* _Task statement_
Which lines have the string "running"? Copy all of them from the entries below.

Stored entries
_____

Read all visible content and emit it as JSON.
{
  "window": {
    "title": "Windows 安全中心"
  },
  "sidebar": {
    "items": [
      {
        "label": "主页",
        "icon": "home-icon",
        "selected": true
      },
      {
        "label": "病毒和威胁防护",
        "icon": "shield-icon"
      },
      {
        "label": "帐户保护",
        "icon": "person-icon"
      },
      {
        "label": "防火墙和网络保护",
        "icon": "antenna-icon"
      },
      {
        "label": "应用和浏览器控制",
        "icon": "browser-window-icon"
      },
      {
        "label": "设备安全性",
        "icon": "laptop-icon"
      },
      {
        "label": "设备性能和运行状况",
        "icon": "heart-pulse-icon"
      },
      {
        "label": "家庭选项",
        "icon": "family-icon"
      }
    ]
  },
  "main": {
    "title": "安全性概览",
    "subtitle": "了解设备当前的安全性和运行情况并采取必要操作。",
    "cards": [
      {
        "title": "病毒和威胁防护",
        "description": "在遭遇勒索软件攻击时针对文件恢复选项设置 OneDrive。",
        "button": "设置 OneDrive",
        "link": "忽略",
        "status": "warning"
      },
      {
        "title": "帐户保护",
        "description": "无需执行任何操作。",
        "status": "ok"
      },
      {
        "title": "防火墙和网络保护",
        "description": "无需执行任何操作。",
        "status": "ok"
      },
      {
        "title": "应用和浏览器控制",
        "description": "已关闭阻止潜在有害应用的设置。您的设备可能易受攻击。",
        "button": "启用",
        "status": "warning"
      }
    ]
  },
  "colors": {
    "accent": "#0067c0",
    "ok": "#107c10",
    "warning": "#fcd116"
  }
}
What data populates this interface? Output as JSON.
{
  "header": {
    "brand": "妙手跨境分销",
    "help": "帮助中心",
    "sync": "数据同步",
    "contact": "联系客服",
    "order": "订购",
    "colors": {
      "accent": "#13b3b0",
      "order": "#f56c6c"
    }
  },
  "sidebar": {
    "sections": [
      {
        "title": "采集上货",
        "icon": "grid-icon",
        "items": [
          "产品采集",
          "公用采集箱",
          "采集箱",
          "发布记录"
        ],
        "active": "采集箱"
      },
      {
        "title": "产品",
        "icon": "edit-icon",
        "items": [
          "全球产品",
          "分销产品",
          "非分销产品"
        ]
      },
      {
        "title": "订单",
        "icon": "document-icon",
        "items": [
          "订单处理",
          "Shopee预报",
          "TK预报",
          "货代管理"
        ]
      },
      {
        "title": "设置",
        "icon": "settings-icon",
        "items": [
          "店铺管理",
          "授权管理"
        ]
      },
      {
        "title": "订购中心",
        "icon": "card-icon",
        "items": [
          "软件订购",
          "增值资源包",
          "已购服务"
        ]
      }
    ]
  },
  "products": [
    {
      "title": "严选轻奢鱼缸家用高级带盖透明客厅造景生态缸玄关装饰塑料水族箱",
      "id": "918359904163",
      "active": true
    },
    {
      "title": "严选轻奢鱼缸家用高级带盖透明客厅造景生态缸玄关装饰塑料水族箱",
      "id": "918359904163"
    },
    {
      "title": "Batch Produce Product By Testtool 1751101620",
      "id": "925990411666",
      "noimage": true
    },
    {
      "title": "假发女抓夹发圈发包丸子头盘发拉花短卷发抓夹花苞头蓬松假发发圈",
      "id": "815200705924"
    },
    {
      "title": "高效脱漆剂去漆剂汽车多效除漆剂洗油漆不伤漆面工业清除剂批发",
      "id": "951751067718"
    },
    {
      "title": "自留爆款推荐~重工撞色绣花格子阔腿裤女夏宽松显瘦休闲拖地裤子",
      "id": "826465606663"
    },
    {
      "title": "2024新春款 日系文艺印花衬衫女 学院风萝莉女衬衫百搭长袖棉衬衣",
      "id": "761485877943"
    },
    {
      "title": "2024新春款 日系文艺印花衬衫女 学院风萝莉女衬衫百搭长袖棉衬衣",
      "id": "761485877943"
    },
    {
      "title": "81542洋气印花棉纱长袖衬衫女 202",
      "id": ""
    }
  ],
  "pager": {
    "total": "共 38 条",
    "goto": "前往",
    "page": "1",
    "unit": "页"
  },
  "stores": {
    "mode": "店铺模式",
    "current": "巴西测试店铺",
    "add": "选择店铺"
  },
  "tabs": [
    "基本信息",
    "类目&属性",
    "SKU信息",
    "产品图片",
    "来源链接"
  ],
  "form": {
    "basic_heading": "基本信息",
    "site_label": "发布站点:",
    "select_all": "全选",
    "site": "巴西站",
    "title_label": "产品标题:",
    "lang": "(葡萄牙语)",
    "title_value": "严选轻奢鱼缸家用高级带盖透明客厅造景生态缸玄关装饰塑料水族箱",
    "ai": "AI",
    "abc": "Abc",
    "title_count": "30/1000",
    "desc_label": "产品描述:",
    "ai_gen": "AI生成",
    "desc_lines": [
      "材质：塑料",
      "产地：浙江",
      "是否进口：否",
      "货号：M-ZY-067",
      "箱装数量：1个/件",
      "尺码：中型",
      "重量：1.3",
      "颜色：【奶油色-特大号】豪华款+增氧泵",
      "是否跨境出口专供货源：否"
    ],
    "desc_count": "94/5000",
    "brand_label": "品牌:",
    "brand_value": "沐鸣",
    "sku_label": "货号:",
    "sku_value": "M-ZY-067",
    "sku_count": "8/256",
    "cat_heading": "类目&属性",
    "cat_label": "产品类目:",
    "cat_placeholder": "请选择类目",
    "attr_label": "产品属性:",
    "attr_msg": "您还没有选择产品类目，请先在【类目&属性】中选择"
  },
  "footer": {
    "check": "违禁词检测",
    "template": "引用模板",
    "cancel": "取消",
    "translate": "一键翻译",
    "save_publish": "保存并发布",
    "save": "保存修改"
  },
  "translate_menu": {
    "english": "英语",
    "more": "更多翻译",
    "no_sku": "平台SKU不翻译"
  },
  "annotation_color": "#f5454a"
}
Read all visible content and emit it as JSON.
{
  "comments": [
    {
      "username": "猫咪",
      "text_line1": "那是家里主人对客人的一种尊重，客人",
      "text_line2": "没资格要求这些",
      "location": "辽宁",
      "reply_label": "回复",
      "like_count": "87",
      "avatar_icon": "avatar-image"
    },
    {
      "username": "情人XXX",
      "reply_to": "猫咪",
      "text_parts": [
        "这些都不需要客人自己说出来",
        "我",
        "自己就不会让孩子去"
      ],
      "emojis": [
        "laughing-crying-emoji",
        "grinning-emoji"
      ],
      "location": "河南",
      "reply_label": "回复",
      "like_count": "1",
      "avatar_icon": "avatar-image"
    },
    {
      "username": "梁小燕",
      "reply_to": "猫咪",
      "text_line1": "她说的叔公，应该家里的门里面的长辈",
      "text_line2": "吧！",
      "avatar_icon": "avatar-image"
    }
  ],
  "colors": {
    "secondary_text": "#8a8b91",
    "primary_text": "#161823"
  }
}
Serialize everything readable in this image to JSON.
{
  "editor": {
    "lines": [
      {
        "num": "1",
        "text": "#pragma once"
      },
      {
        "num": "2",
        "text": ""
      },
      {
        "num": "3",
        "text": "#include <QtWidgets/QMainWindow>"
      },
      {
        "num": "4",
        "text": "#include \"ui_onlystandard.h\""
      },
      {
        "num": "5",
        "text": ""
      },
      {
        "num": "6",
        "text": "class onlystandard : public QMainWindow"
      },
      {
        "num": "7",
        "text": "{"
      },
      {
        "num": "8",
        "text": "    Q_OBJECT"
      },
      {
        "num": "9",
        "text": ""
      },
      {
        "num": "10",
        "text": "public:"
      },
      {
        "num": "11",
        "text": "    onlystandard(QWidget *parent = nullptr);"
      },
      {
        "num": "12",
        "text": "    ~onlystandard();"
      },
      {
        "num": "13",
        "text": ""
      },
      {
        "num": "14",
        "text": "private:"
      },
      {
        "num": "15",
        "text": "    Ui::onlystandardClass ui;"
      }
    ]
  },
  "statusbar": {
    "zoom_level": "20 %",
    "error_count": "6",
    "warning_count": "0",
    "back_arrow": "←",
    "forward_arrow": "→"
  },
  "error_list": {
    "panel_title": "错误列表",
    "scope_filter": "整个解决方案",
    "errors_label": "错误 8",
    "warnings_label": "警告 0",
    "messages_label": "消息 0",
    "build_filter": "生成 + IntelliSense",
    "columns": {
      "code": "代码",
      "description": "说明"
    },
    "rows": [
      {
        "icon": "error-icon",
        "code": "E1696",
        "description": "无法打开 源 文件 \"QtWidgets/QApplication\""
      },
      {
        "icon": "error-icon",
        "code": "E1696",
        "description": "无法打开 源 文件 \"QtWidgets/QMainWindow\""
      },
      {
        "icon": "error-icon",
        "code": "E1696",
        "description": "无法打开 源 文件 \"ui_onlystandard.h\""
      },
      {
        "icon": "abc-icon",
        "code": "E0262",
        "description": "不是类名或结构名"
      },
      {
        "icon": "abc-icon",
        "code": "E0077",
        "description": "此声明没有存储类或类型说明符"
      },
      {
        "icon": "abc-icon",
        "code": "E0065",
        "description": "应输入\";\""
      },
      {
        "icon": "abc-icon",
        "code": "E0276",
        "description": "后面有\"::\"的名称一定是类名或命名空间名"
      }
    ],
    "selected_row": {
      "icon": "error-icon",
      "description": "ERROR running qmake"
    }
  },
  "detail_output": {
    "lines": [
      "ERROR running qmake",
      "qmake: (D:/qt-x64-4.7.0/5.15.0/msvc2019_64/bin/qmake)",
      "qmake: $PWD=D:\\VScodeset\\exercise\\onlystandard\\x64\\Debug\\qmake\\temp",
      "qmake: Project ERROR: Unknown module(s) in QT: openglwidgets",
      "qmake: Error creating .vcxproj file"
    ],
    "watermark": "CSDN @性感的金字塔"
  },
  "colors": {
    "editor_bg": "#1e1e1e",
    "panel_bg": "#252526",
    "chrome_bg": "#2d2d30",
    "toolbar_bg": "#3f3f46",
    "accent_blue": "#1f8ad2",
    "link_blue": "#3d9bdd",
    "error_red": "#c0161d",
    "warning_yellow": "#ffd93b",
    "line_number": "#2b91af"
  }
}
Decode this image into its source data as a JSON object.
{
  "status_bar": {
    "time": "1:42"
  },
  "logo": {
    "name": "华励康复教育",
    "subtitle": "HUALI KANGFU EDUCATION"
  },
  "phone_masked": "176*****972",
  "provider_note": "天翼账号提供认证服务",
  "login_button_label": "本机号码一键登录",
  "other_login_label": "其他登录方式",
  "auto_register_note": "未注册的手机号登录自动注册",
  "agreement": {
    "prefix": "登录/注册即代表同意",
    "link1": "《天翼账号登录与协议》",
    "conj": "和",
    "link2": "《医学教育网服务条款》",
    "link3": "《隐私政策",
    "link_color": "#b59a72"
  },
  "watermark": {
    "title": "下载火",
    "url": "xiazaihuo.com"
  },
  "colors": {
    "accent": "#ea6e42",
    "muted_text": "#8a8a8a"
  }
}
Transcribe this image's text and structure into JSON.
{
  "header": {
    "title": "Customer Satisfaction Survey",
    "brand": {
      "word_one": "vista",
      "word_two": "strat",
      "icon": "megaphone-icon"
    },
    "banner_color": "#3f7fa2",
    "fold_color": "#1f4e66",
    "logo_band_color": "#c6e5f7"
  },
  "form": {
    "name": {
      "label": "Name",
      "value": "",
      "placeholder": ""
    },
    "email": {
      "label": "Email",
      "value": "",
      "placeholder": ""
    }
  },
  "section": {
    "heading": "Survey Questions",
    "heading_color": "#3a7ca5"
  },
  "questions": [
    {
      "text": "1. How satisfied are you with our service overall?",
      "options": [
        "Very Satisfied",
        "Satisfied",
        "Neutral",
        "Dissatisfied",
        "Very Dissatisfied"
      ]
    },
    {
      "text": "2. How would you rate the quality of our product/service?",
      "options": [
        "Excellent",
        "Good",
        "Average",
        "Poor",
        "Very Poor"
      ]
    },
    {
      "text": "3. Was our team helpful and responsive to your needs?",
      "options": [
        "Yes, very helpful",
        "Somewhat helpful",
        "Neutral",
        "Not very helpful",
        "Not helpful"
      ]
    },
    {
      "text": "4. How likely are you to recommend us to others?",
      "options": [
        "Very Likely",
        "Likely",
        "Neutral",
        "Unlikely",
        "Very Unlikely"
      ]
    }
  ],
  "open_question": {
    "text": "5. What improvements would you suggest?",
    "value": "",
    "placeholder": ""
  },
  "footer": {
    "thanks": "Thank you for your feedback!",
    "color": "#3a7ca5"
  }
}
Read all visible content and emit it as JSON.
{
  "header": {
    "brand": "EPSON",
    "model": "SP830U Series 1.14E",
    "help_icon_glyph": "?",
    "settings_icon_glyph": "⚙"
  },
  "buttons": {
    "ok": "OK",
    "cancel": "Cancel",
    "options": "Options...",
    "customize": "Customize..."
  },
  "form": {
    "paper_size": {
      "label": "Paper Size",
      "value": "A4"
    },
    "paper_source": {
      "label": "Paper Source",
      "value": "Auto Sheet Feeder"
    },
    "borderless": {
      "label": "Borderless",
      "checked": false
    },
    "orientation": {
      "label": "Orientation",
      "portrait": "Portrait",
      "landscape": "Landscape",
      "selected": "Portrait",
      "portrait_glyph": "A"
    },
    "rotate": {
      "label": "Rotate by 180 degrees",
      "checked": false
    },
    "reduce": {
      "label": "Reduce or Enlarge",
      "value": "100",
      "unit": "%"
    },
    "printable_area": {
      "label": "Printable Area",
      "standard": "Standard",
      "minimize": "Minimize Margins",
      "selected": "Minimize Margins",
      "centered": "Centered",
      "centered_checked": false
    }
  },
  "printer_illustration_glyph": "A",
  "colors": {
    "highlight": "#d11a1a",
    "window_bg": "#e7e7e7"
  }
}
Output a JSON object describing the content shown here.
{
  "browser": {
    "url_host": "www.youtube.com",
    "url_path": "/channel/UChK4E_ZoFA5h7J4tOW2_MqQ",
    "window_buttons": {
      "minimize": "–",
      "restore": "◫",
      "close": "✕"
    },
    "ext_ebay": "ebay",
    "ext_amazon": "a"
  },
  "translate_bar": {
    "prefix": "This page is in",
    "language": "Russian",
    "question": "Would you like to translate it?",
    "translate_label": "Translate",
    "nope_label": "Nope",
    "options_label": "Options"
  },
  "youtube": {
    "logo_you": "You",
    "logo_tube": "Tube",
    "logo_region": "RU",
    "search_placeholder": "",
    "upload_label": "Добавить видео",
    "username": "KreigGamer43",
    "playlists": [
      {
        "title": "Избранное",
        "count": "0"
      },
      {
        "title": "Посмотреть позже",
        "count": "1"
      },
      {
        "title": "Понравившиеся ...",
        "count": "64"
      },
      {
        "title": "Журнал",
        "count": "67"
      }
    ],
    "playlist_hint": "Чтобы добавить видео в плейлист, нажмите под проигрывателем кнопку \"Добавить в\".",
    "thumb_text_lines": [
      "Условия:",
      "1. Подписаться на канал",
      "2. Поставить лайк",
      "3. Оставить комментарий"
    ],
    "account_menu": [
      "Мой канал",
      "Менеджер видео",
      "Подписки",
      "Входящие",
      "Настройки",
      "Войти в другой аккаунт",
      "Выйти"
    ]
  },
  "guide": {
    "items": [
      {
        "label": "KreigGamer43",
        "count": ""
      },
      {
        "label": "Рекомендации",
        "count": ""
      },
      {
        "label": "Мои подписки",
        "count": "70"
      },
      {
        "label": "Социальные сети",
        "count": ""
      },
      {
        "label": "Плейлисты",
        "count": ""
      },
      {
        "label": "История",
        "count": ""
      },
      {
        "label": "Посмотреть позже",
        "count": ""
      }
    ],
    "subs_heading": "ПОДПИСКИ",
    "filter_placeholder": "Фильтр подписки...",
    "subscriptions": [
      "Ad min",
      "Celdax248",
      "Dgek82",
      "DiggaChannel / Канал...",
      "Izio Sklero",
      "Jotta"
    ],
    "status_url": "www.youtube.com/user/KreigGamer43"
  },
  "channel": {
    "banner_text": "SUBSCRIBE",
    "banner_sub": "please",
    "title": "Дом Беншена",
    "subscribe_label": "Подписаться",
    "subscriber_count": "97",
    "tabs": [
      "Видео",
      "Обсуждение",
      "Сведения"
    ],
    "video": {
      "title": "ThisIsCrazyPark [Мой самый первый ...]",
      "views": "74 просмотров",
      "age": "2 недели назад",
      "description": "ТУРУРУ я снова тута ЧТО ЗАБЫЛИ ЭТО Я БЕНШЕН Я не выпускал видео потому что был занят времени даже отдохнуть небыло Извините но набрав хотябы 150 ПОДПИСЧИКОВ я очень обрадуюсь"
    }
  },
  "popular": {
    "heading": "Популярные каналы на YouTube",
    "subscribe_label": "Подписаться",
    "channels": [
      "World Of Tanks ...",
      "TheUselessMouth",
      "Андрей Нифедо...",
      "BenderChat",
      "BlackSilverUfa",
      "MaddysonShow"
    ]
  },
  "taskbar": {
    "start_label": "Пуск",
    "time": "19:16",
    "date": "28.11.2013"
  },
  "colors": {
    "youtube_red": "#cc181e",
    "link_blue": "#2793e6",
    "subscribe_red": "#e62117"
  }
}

_____

* _Answer for the task_
      "description": "ERROR running qmake"
      "ERROR running qmake",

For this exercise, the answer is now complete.